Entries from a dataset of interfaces
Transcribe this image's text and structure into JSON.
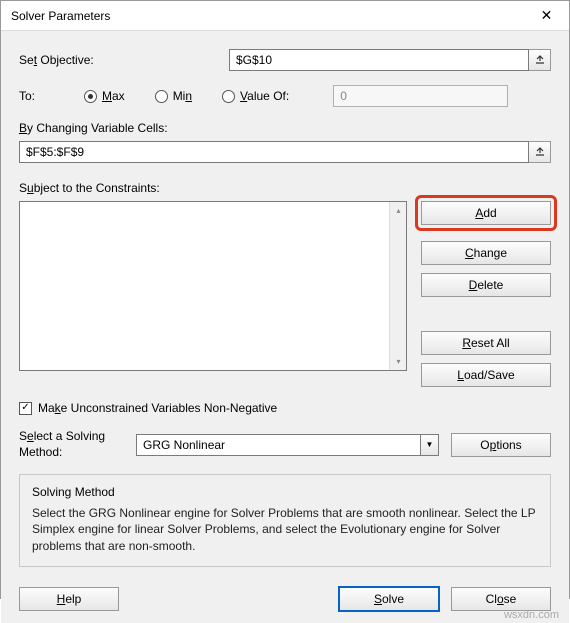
{
  "title": "Solver Parameters",
  "labels": {
    "set_objective": "Set Objective:",
    "to": "To:",
    "max": "Max",
    "min": "Min",
    "value_of": "Value Of:",
    "by_changing": "By Changing Variable Cells:",
    "subject_to": "Subject to the Constraints:",
    "make_unconstrained": "Make Unconstrained Variables Non-Negative",
    "select_method": "Select a Solving Method:"
  },
  "inputs": {
    "objective": "$G$10",
    "value_of": "0",
    "changing_cells": "$F$5:$F$9",
    "method_selected": "GRG Nonlinear"
  },
  "side_buttons": {
    "add": "Add",
    "change": "Change",
    "delete": "Delete",
    "reset": "Reset All",
    "load_save": "Load/Save"
  },
  "options_btn": "Options",
  "group": {
    "title": "Solving Method",
    "text": "Select the GRG Nonlinear engine for Solver Problems that are smooth nonlinear. Select the LP Simplex engine for linear Solver Problems, and select the Evolutionary engine for Solver problems that are non-smooth."
  },
  "footer": {
    "help": "Help",
    "solve": "Solve",
    "close": "Close"
  },
  "watermark": "wsxdn.com"
}
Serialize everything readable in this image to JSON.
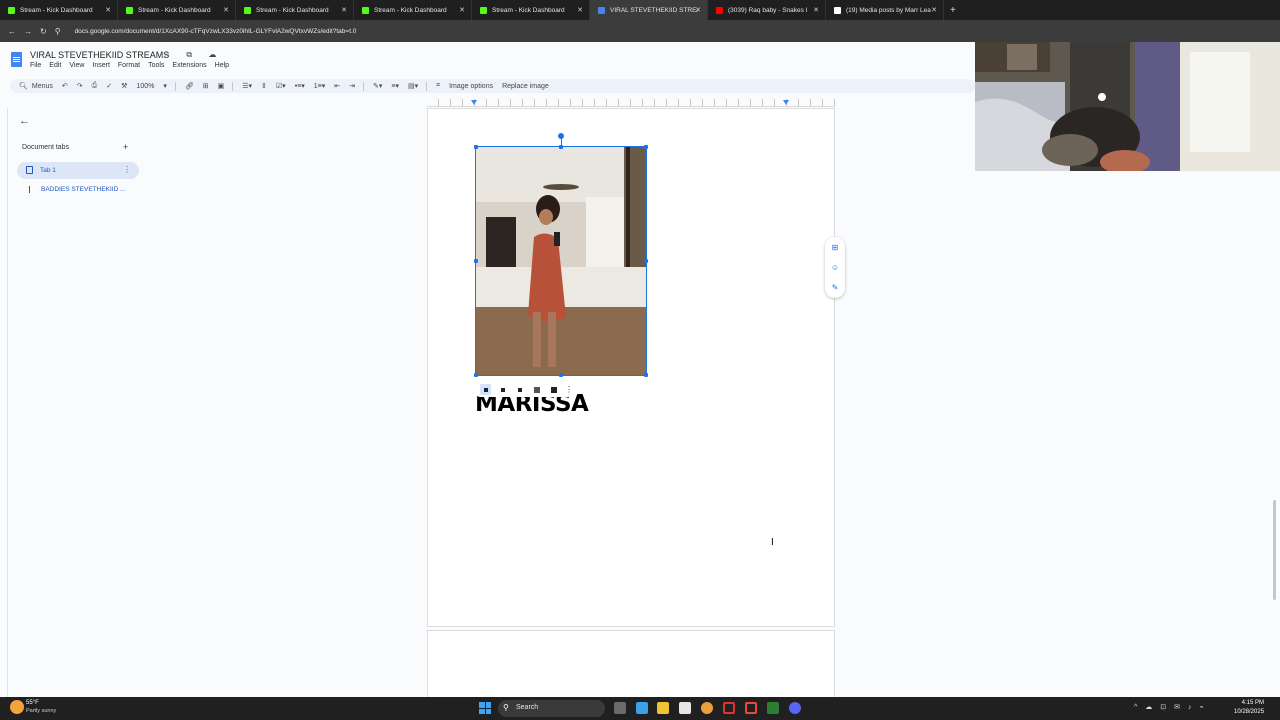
{
  "browser": {
    "tabs": [
      {
        "title": "Stream - Kick Dashboard",
        "favicon_color": "#53fc18"
      },
      {
        "title": "Stream - Kick Dashboard",
        "favicon_color": "#53fc18"
      },
      {
        "title": "Stream - Kick Dashboard",
        "favicon_color": "#53fc18"
      },
      {
        "title": "Stream - Kick Dashboard",
        "favicon_color": "#53fc18"
      },
      {
        "title": "Stream - Kick Dashboard",
        "favicon_color": "#53fc18"
      },
      {
        "title": "VIRAL STEVETHEKIID STREAMS",
        "favicon_color": "#4285f4",
        "active": true
      },
      {
        "title": "(3039) Raq baby - Snakes I",
        "favicon_color": "#ff0000"
      },
      {
        "title": "(19) Media posts by Marr Lea",
        "favicon_color": "#ffffff"
      }
    ],
    "close_glyph": "✕",
    "new_tab_glyph": "+",
    "url": "docs.google.com/document/d/1XcAX90-cTFqVzwLX33vz0ihIL-GLYFvlA2wQVtxvWZs/edit?tab=t.0"
  },
  "docs": {
    "title": "VIRAL STEVETHEKIID STREAMS",
    "title_icons": "☆ ⧉ ☁",
    "menu": [
      "File",
      "Edit",
      "View",
      "Insert",
      "Format",
      "Tools",
      "Extensions",
      "Help"
    ],
    "toolbar": {
      "menus_label": "Menus",
      "zoom": "100%",
      "image_options_label": "Image options",
      "replace_image_label": "Replace image"
    }
  },
  "sidebar": {
    "back_glyph": "←",
    "heading": "Document tabs",
    "add_glyph": "+",
    "tab_label": "Tab 1",
    "more_glyph": "⋮",
    "outline_item": "BADDIES STEVETHEKIID ..."
  },
  "document": {
    "heading_text": "MARISSA",
    "image_more_glyph": "⋮",
    "wrap_modes_selected": 0
  },
  "taskbar": {
    "weather_temp": "55°F",
    "weather_desc": "Partly sunny",
    "search_label": "Search",
    "time": "4:15 PM",
    "date": "10/28/2025"
  },
  "icons": {
    "docs": "google-docs-icon",
    "star": "star-icon",
    "move": "move-to-folder-icon",
    "cloud": "cloud-status-icon"
  }
}
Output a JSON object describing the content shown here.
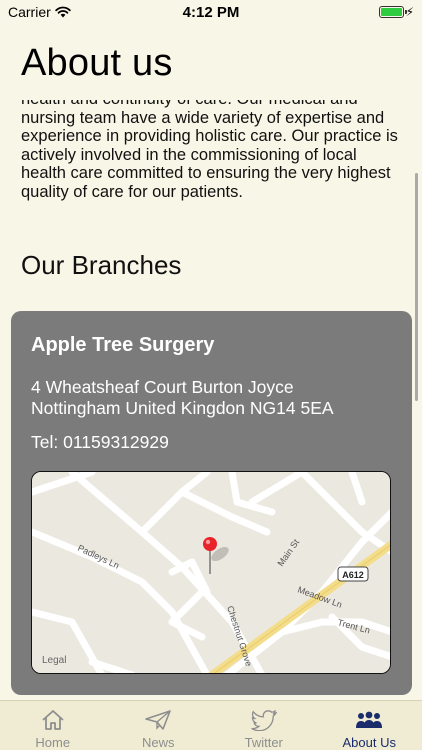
{
  "status_bar": {
    "carrier": "Carrier",
    "time": "4:12 PM"
  },
  "page": {
    "title": "About us"
  },
  "about": {
    "text": "health and continuity of care. Our medical and nursing team have a wide variety of expertise and experience in providing holistic care. Our practice is actively involved in the commissioning of local health care committed to ensuring the very highest quality of care for our patients."
  },
  "branches": {
    "title": "Our Branches",
    "items": [
      {
        "name": "Apple Tree Surgery",
        "address": "4 Wheatsheaf Court Burton Joyce Nottingham United Kingdon NG14 5EA",
        "tel": "Tel: 01159312929",
        "map": {
          "legal": "Legal",
          "streets": [
            "Main St",
            "Padleys Ln",
            "Meadow Ln",
            "Trent Ln",
            "Chestnut Grove"
          ],
          "road_badge": "A612"
        }
      }
    ]
  },
  "tabs": [
    {
      "label": "Home",
      "icon": "home-icon",
      "active": false
    },
    {
      "label": "News",
      "icon": "paper-plane-icon",
      "active": false
    },
    {
      "label": "Twitter",
      "icon": "twitter-bird-icon",
      "active": false
    },
    {
      "label": "About Us",
      "icon": "group-icon",
      "active": true
    }
  ],
  "colors": {
    "background": "#f8f6e6",
    "card": "#7b7b7b",
    "tab_active": "#1a2c6b",
    "tab_inactive": "#8e8e8e",
    "pin": "#e8232a"
  }
}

WORK INSTRUCTIONS
Retype the data above in full, exactly as it stands, and skip any image.

ANSWER BELOW
Transcribe this image's text and structure into JSON.
{
  "title": "Solver Parameters",
  "labels": {
    "set_objective": "Set Objective:",
    "to": "To:",
    "max": "Max",
    "min": "Min",
    "value_of": "Value Of:",
    "by_changing": "By Changing Variable Cells:",
    "subject_to": "Subject to the Constraints:",
    "make_unconstrained": "Make Unconstrained Variables Non-Negative",
    "select_method": "Select a Solving Method:"
  },
  "inputs": {
    "objective": "$G$10",
    "value_of": "0",
    "changing_cells": "$F$5:$F$9",
    "method_selected": "GRG Nonlinear"
  },
  "side_buttons": {
    "add": "Add",
    "change": "Change",
    "delete": "Delete",
    "reset": "Reset All",
    "load_save": "Load/Save"
  },
  "options_btn": "Options",
  "group": {
    "title": "Solving Method",
    "text": "Select the GRG Nonlinear engine for Solver Problems that are smooth nonlinear. Select the LP Simplex engine for linear Solver Problems, and select the Evolutionary engine for Solver problems that are non-smooth."
  },
  "footer": {
    "help": "Help",
    "solve": "Solve",
    "close": "Close"
  },
  "watermark": "wsxdn.com"
}
Serialize everything readable in this image to JSON.
{
  "browser": {
    "tabs": [
      {
        "title": "Stream - Kick Dashboard",
        "favicon_color": "#53fc18"
      },
      {
        "title": "Stream - Kick Dashboard",
        "favicon_color": "#53fc18"
      },
      {
        "title": "Stream - Kick Dashboard",
        "favicon_color": "#53fc18"
      },
      {
        "title": "Stream - Kick Dashboard",
        "favicon_color": "#53fc18"
      },
      {
        "title": "Stream - Kick Dashboard",
        "favicon_color": "#53fc18"
      },
      {
        "title": "VIRAL STEVETHEKIID STREAMS",
        "favicon_color": "#4285f4",
        "active": true
      },
      {
        "title": "(3039) Raq baby - Snakes I",
        "favicon_color": "#ff0000"
      },
      {
        "title": "(19) Media posts by Marr Lea",
        "favicon_color": "#ffffff"
      }
    ],
    "close_glyph": "✕",
    "new_tab_glyph": "+",
    "url": "docs.google.com/document/d/1XcAX90-cTFqVzwLX33vz0ihIL-GLYFvlA2wQVtxvWZs/edit?tab=t.0"
  },
  "docs": {
    "title": "VIRAL STEVETHEKIID STREAMS",
    "title_icons": "☆ ⧉ ☁",
    "menu": [
      "File",
      "Edit",
      "View",
      "Insert",
      "Format",
      "Tools",
      "Extensions",
      "Help"
    ],
    "toolbar": {
      "menus_label": "Menus",
      "zoom": "100%",
      "image_options_label": "Image options",
      "replace_image_label": "Replace image"
    }
  },
  "sidebar": {
    "back_glyph": "←",
    "heading": "Document tabs",
    "add_glyph": "+",
    "tab_label": "Tab 1",
    "more_glyph": "⋮",
    "outline_item": "BADDIES STEVETHEKIID ..."
  },
  "document": {
    "heading_text": "MARISSA",
    "image_more_glyph": "⋮",
    "wrap_modes_selected": 0
  },
  "taskbar": {
    "weather_temp": "55°F",
    "weather_desc": "Partly sunny",
    "search_label": "Search",
    "time": "4:15 PM",
    "date": "10/28/2025"
  },
  "icons": {
    "docs": "google-docs-icon",
    "star": "star-icon",
    "move": "move-to-folder-icon",
    "cloud": "cloud-status-icon"
  }
}
Output a JSON object describing the content shown here.
{
  "status_bar": {
    "carrier": "Carrier",
    "time": "4:12 PM"
  },
  "page": {
    "title": "About us"
  },
  "about": {
    "text": "health and continuity of care. Our medical and nursing team have a wide variety of expertise and experience in providing holistic care. Our practice is actively involved in the commissioning of local health care committed to ensuring the very highest quality of care for our patients."
  },
  "branches": {
    "title": "Our Branches",
    "items": [
      {
        "name": "Apple Tree Surgery",
        "address": "4 Wheatsheaf Court Burton Joyce Nottingham United Kingdon NG14 5EA",
        "tel": "Tel: 01159312929",
        "map": {
          "legal": "Legal",
          "streets": [
            "Main St",
            "Padleys Ln",
            "Meadow Ln",
            "Trent Ln",
            "Chestnut Grove"
          ],
          "road_badge": "A612"
        }
      }
    ]
  },
  "tabs": [
    {
      "label": "Home",
      "icon": "home-icon",
      "active": false
    },
    {
      "label": "News",
      "icon": "paper-plane-icon",
      "active": false
    },
    {
      "label": "Twitter",
      "icon": "twitter-bird-icon",
      "active": false
    },
    {
      "label": "About Us",
      "icon": "group-icon",
      "active": true
    }
  ],
  "colors": {
    "background": "#f8f6e6",
    "card": "#7b7b7b",
    "tab_active": "#1a2c6b",
    "tab_inactive": "#8e8e8e",
    "pin": "#e8232a"
  }
}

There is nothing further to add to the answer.